_GOAL OF THE EXERCISE_:
The records that follow are to be repeated exactly, with the pictures removed.

═════ SUPPLIED MATERIAL ═════

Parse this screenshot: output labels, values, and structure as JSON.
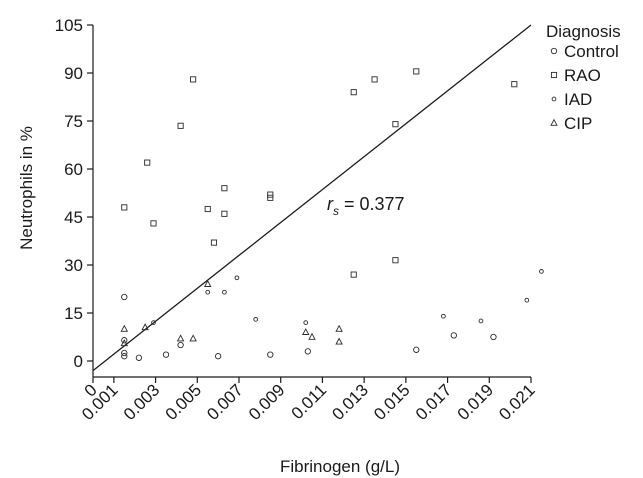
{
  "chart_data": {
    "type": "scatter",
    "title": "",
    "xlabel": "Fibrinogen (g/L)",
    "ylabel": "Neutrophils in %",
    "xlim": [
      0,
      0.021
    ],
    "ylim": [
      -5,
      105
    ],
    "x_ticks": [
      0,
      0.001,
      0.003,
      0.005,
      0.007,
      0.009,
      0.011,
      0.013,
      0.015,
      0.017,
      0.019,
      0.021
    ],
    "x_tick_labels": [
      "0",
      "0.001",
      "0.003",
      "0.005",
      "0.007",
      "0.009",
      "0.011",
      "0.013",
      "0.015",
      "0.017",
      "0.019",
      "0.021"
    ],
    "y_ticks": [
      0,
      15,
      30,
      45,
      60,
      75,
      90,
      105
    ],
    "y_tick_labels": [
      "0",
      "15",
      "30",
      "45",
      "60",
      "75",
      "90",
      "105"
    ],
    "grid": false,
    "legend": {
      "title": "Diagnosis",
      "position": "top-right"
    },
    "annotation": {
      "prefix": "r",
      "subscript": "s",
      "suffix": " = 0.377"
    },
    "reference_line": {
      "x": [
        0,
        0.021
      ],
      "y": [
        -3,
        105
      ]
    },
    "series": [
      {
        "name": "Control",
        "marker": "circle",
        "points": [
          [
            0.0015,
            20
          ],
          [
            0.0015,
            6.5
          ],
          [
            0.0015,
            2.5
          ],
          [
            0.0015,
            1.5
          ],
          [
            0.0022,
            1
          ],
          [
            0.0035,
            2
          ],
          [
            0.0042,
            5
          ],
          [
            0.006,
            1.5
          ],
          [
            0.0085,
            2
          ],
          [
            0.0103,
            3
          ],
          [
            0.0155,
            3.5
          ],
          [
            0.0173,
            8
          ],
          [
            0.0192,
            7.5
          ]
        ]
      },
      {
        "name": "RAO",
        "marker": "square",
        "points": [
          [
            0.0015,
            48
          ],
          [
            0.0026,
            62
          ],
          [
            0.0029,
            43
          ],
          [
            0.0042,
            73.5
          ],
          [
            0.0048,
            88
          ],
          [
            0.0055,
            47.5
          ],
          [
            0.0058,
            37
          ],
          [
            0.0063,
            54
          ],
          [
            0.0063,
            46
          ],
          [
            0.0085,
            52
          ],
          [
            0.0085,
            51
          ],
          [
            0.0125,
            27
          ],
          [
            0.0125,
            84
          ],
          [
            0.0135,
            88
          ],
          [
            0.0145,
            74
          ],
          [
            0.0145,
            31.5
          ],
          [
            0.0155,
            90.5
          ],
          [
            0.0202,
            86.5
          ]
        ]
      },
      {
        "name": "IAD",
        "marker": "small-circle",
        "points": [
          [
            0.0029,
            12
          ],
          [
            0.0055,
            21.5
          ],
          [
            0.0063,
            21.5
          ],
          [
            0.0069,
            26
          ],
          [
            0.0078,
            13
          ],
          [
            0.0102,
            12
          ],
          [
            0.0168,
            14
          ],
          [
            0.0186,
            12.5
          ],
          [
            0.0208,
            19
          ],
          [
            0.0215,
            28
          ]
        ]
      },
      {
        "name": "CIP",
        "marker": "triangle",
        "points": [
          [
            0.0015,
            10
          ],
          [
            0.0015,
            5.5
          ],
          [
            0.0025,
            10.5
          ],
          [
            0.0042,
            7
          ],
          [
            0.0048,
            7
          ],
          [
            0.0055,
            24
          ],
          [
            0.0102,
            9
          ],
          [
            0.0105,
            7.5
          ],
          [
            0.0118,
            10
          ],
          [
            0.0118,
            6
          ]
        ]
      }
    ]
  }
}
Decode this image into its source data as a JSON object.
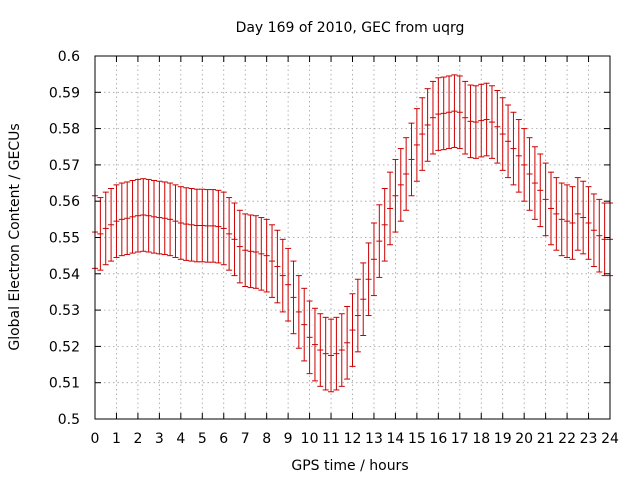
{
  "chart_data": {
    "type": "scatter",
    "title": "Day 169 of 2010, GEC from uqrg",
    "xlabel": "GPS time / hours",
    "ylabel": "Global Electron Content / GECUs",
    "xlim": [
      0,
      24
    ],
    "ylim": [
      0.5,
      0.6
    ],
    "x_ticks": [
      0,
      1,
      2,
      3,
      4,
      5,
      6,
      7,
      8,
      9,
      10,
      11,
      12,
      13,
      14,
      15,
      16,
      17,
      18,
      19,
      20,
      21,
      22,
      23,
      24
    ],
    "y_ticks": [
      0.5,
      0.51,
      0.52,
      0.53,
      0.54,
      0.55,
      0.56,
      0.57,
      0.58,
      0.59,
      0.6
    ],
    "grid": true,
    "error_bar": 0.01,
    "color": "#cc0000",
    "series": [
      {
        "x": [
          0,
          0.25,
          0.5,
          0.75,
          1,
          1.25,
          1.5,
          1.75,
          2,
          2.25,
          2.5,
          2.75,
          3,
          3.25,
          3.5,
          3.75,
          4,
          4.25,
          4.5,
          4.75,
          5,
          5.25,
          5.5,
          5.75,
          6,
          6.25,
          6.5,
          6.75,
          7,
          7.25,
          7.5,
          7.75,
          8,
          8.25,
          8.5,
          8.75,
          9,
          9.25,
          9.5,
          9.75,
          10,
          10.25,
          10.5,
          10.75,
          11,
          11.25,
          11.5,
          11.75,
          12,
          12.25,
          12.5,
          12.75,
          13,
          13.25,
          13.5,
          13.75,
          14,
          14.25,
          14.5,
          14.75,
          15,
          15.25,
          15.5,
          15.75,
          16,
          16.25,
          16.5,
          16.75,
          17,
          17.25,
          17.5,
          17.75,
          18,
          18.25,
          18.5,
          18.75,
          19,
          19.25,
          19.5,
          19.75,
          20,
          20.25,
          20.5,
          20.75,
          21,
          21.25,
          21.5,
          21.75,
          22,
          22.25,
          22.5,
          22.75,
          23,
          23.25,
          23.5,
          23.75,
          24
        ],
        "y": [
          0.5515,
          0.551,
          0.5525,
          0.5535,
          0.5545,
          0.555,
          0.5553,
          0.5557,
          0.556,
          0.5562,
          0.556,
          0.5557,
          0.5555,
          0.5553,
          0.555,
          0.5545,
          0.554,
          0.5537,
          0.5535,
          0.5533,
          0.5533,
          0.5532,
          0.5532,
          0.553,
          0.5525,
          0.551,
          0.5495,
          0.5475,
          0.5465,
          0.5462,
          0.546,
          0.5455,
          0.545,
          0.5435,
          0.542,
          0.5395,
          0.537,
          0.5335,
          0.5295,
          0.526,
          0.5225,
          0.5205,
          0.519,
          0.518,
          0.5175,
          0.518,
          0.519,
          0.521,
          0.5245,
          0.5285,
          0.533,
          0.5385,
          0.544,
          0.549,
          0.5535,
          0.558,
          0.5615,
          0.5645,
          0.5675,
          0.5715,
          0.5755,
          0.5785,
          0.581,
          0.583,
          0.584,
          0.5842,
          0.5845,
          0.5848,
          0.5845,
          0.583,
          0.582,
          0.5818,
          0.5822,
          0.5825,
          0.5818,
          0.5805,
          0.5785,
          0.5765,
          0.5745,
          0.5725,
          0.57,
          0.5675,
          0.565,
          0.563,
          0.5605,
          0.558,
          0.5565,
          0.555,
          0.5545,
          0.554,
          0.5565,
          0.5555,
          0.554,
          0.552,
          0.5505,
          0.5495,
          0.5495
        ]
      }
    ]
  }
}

═════

_SOLUTION FOR THIS EXERCISE_:
Parse this screenshot: output labels, values, and structure as JSON.
{
  "chart_data": {
    "type": "scatter",
    "title": "",
    "xlabel": "Fibrinogen (g/L)",
    "ylabel": "Neutrophils in %",
    "xlim": [
      0,
      0.021
    ],
    "ylim": [
      -5,
      105
    ],
    "x_ticks": [
      0,
      0.001,
      0.003,
      0.005,
      0.007,
      0.009,
      0.011,
      0.013,
      0.015,
      0.017,
      0.019,
      0.021
    ],
    "x_tick_labels": [
      "0",
      "0.001",
      "0.003",
      "0.005",
      "0.007",
      "0.009",
      "0.011",
      "0.013",
      "0.015",
      "0.017",
      "0.019",
      "0.021"
    ],
    "y_ticks": [
      0,
      15,
      30,
      45,
      60,
      75,
      90,
      105
    ],
    "y_tick_labels": [
      "0",
      "15",
      "30",
      "45",
      "60",
      "75",
      "90",
      "105"
    ],
    "grid": false,
    "legend": {
      "title": "Diagnosis",
      "position": "top-right"
    },
    "annotation": {
      "prefix": "r",
      "subscript": "s",
      "suffix": " = 0.377"
    },
    "reference_line": {
      "x": [
        0,
        0.021
      ],
      "y": [
        -3,
        105
      ]
    },
    "series": [
      {
        "name": "Control",
        "marker": "circle",
        "points": [
          [
            0.0015,
            20
          ],
          [
            0.0015,
            6.5
          ],
          [
            0.0015,
            2.5
          ],
          [
            0.0015,
            1.5
          ],
          [
            0.0022,
            1
          ],
          [
            0.0035,
            2
          ],
          [
            0.0042,
            5
          ],
          [
            0.006,
            1.5
          ],
          [
            0.0085,
            2
          ],
          [
            0.0103,
            3
          ],
          [
            0.0155,
            3.5
          ],
          [
            0.0173,
            8
          ],
          [
            0.0192,
            7.5
          ]
        ]
      },
      {
        "name": "RAO",
        "marker": "square",
        "points": [
          [
            0.0015,
            48
          ],
          [
            0.0026,
            62
          ],
          [
            0.0029,
            43
          ],
          [
            0.0042,
            73.5
          ],
          [
            0.0048,
            88
          ],
          [
            0.0055,
            47.5
          ],
          [
            0.0058,
            37
          ],
          [
            0.0063,
            54
          ],
          [
            0.0063,
            46
          ],
          [
            0.0085,
            52
          ],
          [
            0.0085,
            51
          ],
          [
            0.0125,
            27
          ],
          [
            0.0125,
            84
          ],
          [
            0.0135,
            88
          ],
          [
            0.0145,
            74
          ],
          [
            0.0145,
            31.5
          ],
          [
            0.0155,
            90.5
          ],
          [
            0.0202,
            86.5
          ]
        ]
      },
      {
        "name": "IAD",
        "marker": "small-circle",
        "points": [
          [
            0.0029,
            12
          ],
          [
            0.0055,
            21.5
          ],
          [
            0.0063,
            21.5
          ],
          [
            0.0069,
            26
          ],
          [
            0.0078,
            13
          ],
          [
            0.0102,
            12
          ],
          [
            0.0168,
            14
          ],
          [
            0.0186,
            12.5
          ],
          [
            0.0208,
            19
          ],
          [
            0.0215,
            28
          ]
        ]
      },
      {
        "name": "CIP",
        "marker": "triangle",
        "points": [
          [
            0.0015,
            10
          ],
          [
            0.0015,
            5.5
          ],
          [
            0.0025,
            10.5
          ],
          [
            0.0042,
            7
          ],
          [
            0.0048,
            7
          ],
          [
            0.0055,
            24
          ],
          [
            0.0102,
            9
          ],
          [
            0.0105,
            7.5
          ],
          [
            0.0118,
            10
          ],
          [
            0.0118,
            6
          ]
        ]
      }
    ]
  }
}
Decode this image into its source data as a JSON object.
{
  "chart_data": {
    "type": "scatter",
    "title": "Day 169 of 2010, GEC from uqrg",
    "xlabel": "GPS time / hours",
    "ylabel": "Global Electron Content / GECUs",
    "xlim": [
      0,
      24
    ],
    "ylim": [
      0.5,
      0.6
    ],
    "x_ticks": [
      0,
      1,
      2,
      3,
      4,
      5,
      6,
      7,
      8,
      9,
      10,
      11,
      12,
      13,
      14,
      15,
      16,
      17,
      18,
      19,
      20,
      21,
      22,
      23,
      24
    ],
    "y_ticks": [
      0.5,
      0.51,
      0.52,
      0.53,
      0.54,
      0.55,
      0.56,
      0.57,
      0.58,
      0.59,
      0.6
    ],
    "grid": true,
    "error_bar": 0.01,
    "color": "#cc0000",
    "series": [
      {
        "x": [
          0,
          0.25,
          0.5,
          0.75,
          1,
          1.25,
          1.5,
          1.75,
          2,
          2.25,
          2.5,
          2.75,
          3,
          3.25,
          3.5,
          3.75,
          4,
          4.25,
          4.5,
          4.75,
          5,
          5.25,
          5.5,
          5.75,
          6,
          6.25,
          6.5,
          6.75,
          7,
          7.25,
          7.5,
          7.75,
          8,
          8.25,
          8.5,
          8.75,
          9,
          9.25,
          9.5,
          9.75,
          10,
          10.25,
          10.5,
          10.75,
          11,
          11.25,
          11.5,
          11.75,
          12,
          12.25,
          12.5,
          12.75,
          13,
          13.25,
          13.5,
          13.75,
          14,
          14.25,
          14.5,
          14.75,
          15,
          15.25,
          15.5,
          15.75,
          16,
          16.25,
          16.5,
          16.75,
          17,
          17.25,
          17.5,
          17.75,
          18,
          18.25,
          18.5,
          18.75,
          19,
          19.25,
          19.5,
          19.75,
          20,
          20.25,
          20.5,
          20.75,
          21,
          21.25,
          21.5,
          21.75,
          22,
          22.25,
          22.5,
          22.75,
          23,
          23.25,
          23.5,
          23.75,
          24
        ],
        "y": [
          0.5515,
          0.551,
          0.5525,
          0.5535,
          0.5545,
          0.555,
          0.5553,
          0.5557,
          0.556,
          0.5562,
          0.556,
          0.5557,
          0.5555,
          0.5553,
          0.555,
          0.5545,
          0.554,
          0.5537,
          0.5535,
          0.5533,
          0.5533,
          0.5532,
          0.5532,
          0.553,
          0.5525,
          0.551,
          0.5495,
          0.5475,
          0.5465,
          0.5462,
          0.546,
          0.5455,
          0.545,
          0.5435,
          0.542,
          0.5395,
          0.537,
          0.5335,
          0.5295,
          0.526,
          0.5225,
          0.5205,
          0.519,
          0.518,
          0.5175,
          0.518,
          0.519,
          0.521,
          0.5245,
          0.5285,
          0.533,
          0.5385,
          0.544,
          0.549,
          0.5535,
          0.558,
          0.5615,
          0.5645,
          0.5675,
          0.5715,
          0.5755,
          0.5785,
          0.581,
          0.583,
          0.584,
          0.5842,
          0.5845,
          0.5848,
          0.5845,
          0.583,
          0.582,
          0.5818,
          0.5822,
          0.5825,
          0.5818,
          0.5805,
          0.5785,
          0.5765,
          0.5745,
          0.5725,
          0.57,
          0.5675,
          0.565,
          0.563,
          0.5605,
          0.558,
          0.5565,
          0.555,
          0.5545,
          0.554,
          0.5565,
          0.5555,
          0.554,
          0.552,
          0.5505,
          0.5495,
          0.5495
        ]
      }
    ]
  }
}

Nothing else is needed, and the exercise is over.